Filter the lines below, copying only those with the string "Zeige".

Start RAW DATA

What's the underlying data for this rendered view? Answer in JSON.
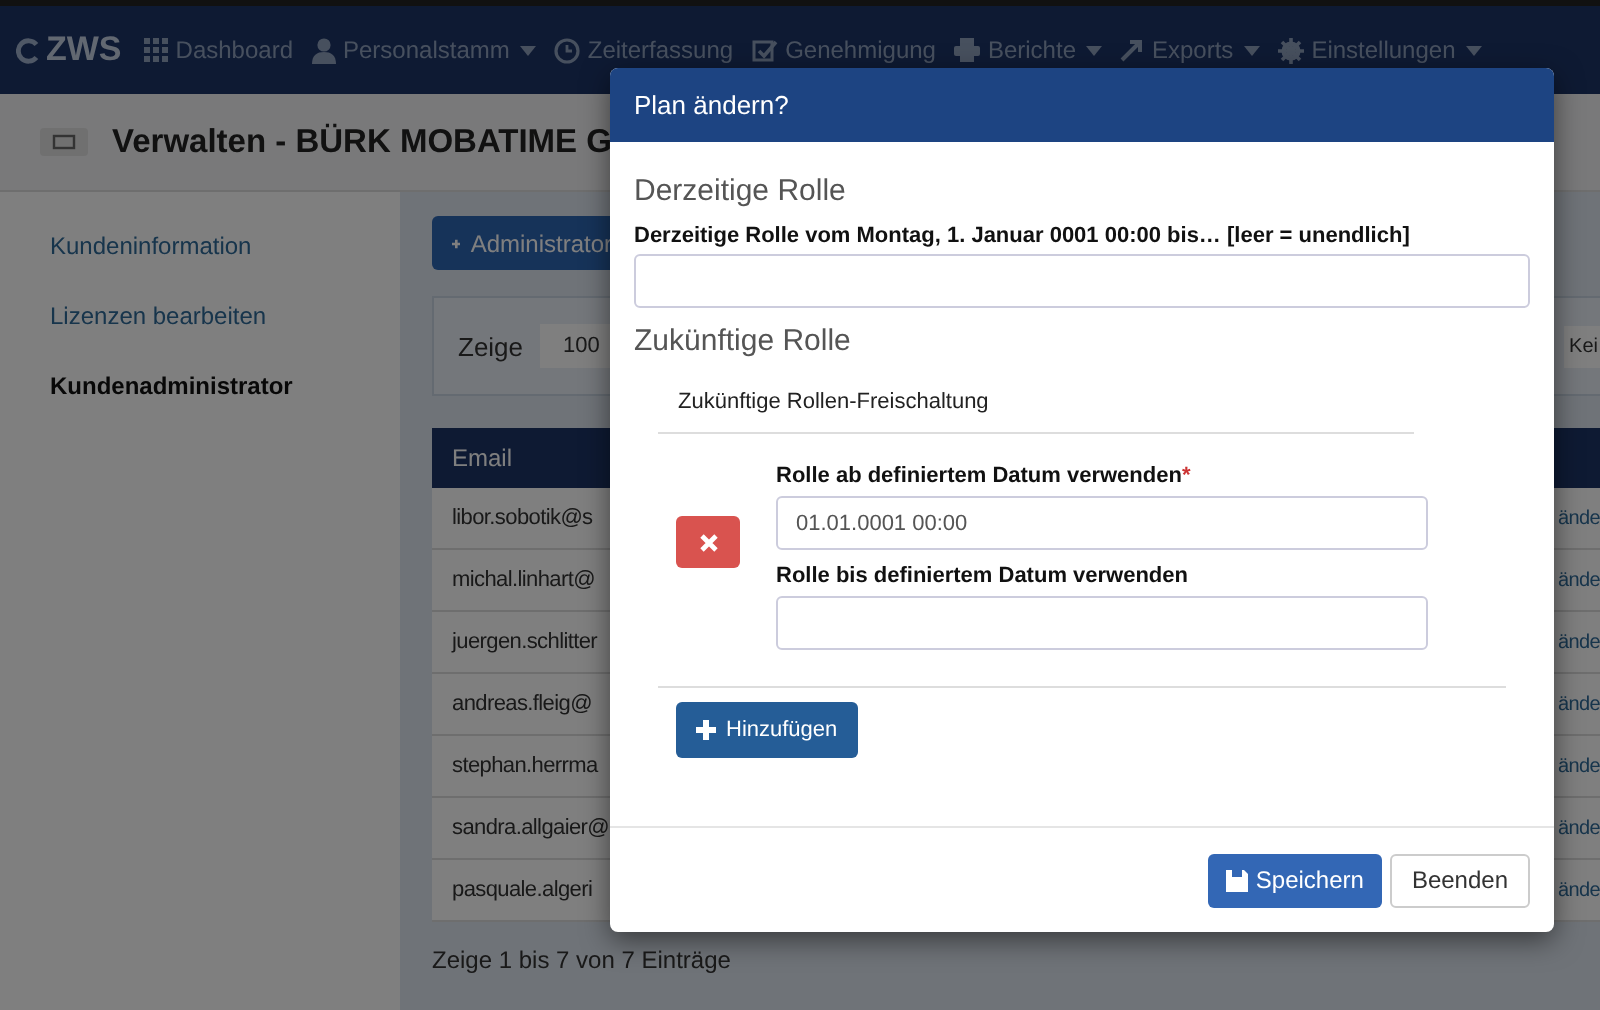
{
  "navbar": {
    "logo": "ZWS",
    "items": [
      {
        "label": "Dashboard",
        "kind": "grid",
        "dropdown": false
      },
      {
        "label": "Personalstamm",
        "kind": "user",
        "dropdown": true
      },
      {
        "label": "Zeiterfassung",
        "kind": "clock",
        "dropdown": false
      },
      {
        "label": "Genehmigung",
        "kind": "check",
        "dropdown": false
      },
      {
        "label": "Berichte",
        "kind": "print",
        "dropdown": true
      },
      {
        "label": "Exports",
        "kind": "export",
        "dropdown": true
      },
      {
        "label": "Einstellungen",
        "kind": "gear",
        "dropdown": true
      }
    ]
  },
  "page_title": "Verwalten - BÜRK MOBATIME G",
  "sidebar": {
    "items": [
      {
        "label": "Kundeninformation",
        "selected": false
      },
      {
        "label": "Lizenzen bearbeiten",
        "selected": false
      },
      {
        "label": "Kundenadministrator",
        "selected": true
      }
    ]
  },
  "add_button": "Administrator",
  "filter": {
    "show_label": "Zeige",
    "page_size": "100",
    "column_2": "Kei"
  },
  "table": {
    "columns": [
      "Email"
    ],
    "rows": [
      {
        "email": "libor.sobotik@s",
        "action": "ände"
      },
      {
        "email": "michal.linhart@",
        "action": "ände"
      },
      {
        "email": "juergen.schlitter",
        "action": "ände"
      },
      {
        "email": "andreas.fleig@",
        "action": "ände"
      },
      {
        "email": "stephan.herrma",
        "action": "ände"
      },
      {
        "email": "sandra.allgaier@",
        "action": "ände"
      },
      {
        "email": "pasquale.algeri",
        "action": "ände"
      }
    ]
  },
  "table_info": "Zeige 1 bis 7 von 7 Einträge",
  "modal": {
    "title": "Plan ändern?",
    "current_heading": "Derzeitige Rolle",
    "current_label": "Derzeitige Rolle vom Montag, 1. Januar 0001 00:00 bis… [leer = unendlich]",
    "future_heading": "Zukünftige Rolle",
    "future_subheading": "Zukünftige Rollen-Freischaltung",
    "from_label": "Rolle ab definiertem Datum verwenden",
    "from_required": "*",
    "from_value": "01.01.0001 00:00",
    "to_label": "Rolle bis definiertem Datum verwenden",
    "add_button": "Hinzufügen",
    "save_button": "Speichern",
    "close_button": "Beenden"
  }
}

End RAW DATA

- _RESULT OF THE EXERCISE_
    "show_label": "Zeige",
  "table_info": "Zeige 1 bis 7 von 7 Einträge",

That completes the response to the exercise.